— Begin Listed entries —
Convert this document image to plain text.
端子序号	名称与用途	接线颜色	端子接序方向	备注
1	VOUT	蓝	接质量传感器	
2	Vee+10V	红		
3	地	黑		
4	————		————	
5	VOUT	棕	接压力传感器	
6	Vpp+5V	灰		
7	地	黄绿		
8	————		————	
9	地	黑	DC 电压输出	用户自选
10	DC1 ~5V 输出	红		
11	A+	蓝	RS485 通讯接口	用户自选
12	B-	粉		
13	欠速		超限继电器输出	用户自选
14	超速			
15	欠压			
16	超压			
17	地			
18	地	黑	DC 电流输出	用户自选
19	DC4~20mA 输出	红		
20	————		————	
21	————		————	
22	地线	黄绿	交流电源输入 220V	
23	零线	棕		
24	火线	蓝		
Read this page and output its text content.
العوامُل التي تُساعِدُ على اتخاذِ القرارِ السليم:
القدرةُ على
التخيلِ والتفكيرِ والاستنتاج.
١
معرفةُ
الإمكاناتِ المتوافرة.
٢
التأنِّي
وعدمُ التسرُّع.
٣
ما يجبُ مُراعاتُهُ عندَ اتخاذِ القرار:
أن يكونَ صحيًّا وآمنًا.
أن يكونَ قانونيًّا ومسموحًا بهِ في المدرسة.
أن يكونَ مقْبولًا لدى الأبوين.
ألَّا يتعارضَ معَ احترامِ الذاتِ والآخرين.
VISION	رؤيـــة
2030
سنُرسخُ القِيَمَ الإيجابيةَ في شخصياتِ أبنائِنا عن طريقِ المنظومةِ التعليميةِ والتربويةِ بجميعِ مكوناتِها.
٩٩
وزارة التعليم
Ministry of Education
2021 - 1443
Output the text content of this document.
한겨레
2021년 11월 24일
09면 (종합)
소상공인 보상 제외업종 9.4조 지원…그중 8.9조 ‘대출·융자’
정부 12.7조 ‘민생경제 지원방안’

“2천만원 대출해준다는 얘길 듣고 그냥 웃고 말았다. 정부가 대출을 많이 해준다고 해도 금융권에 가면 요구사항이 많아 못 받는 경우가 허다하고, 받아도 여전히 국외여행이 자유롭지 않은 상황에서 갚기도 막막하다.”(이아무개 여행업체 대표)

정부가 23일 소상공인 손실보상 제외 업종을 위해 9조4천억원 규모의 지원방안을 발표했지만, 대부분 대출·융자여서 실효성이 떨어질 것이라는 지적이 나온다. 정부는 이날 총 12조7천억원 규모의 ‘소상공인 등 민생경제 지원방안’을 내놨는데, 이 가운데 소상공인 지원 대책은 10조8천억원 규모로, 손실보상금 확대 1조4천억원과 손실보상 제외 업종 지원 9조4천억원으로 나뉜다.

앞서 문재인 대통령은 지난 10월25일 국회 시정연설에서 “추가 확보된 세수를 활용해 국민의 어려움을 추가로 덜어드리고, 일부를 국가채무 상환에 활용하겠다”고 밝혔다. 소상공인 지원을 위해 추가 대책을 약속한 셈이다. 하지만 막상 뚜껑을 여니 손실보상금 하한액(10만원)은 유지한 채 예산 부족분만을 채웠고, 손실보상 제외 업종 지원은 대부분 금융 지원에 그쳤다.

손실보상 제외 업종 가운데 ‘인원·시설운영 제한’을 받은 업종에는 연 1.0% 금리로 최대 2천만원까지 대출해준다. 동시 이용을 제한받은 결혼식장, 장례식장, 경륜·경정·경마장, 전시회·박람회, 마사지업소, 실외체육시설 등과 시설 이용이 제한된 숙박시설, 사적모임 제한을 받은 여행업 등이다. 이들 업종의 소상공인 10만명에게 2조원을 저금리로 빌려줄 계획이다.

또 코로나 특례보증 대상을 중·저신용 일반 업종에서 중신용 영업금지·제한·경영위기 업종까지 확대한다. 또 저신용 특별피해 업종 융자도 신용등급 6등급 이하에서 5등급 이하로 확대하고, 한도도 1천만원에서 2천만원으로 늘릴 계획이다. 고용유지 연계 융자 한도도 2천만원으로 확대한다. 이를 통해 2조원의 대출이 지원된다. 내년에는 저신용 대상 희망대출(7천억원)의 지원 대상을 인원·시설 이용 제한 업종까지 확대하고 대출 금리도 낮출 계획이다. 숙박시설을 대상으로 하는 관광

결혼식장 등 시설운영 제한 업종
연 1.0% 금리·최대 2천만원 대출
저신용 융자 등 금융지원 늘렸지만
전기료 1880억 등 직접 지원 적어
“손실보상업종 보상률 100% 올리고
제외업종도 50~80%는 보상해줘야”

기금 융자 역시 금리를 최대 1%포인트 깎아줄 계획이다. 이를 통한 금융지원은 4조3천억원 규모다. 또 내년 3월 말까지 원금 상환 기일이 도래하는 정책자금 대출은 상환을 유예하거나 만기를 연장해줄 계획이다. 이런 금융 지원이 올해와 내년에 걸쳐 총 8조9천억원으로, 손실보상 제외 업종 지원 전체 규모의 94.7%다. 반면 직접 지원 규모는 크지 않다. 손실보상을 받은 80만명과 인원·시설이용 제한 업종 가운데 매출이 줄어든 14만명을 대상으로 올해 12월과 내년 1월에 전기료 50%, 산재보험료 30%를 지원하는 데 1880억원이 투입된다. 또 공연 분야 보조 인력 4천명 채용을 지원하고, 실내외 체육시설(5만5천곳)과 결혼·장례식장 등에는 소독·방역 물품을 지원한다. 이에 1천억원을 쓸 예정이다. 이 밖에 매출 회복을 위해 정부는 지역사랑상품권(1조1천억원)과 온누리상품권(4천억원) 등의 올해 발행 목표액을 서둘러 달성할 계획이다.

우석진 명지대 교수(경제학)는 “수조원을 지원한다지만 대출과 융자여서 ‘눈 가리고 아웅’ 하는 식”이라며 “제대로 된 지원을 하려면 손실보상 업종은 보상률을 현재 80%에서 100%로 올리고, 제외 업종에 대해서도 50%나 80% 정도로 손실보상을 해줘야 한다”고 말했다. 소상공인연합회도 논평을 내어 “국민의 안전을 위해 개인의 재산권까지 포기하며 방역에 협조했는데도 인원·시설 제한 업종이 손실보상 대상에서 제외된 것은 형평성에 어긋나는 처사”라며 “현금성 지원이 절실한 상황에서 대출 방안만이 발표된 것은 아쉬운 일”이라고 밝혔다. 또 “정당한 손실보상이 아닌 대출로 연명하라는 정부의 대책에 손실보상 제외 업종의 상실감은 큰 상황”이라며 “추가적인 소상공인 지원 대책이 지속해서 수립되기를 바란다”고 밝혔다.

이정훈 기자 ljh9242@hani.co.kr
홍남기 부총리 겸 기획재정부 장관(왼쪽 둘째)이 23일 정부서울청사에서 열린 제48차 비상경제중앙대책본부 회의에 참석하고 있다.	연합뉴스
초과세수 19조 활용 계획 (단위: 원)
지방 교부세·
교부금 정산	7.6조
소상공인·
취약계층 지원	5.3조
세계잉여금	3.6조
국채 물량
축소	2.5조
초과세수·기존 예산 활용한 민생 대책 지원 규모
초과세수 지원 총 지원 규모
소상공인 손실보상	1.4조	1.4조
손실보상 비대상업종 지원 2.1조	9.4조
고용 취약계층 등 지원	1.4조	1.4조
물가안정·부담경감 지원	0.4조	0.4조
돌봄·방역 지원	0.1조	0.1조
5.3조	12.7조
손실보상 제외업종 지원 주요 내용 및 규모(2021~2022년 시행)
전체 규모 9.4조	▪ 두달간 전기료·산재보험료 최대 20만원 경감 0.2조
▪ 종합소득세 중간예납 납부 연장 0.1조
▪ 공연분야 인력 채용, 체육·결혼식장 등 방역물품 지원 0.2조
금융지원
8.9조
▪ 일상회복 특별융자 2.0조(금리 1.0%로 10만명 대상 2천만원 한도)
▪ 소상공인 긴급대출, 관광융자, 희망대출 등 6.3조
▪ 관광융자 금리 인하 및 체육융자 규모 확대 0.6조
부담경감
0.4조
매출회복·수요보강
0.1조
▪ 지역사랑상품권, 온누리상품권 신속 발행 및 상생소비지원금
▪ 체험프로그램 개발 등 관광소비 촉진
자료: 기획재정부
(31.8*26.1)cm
— End Listed entries —
Collect each line of the entries that has the word "초과세수", copying it in full.

초과세수 19조 활용 계획 (단위: 원)
초과세수·기존 예산 활용한 민생 대책 지원 규모
초과세수 지원 총 지원 규모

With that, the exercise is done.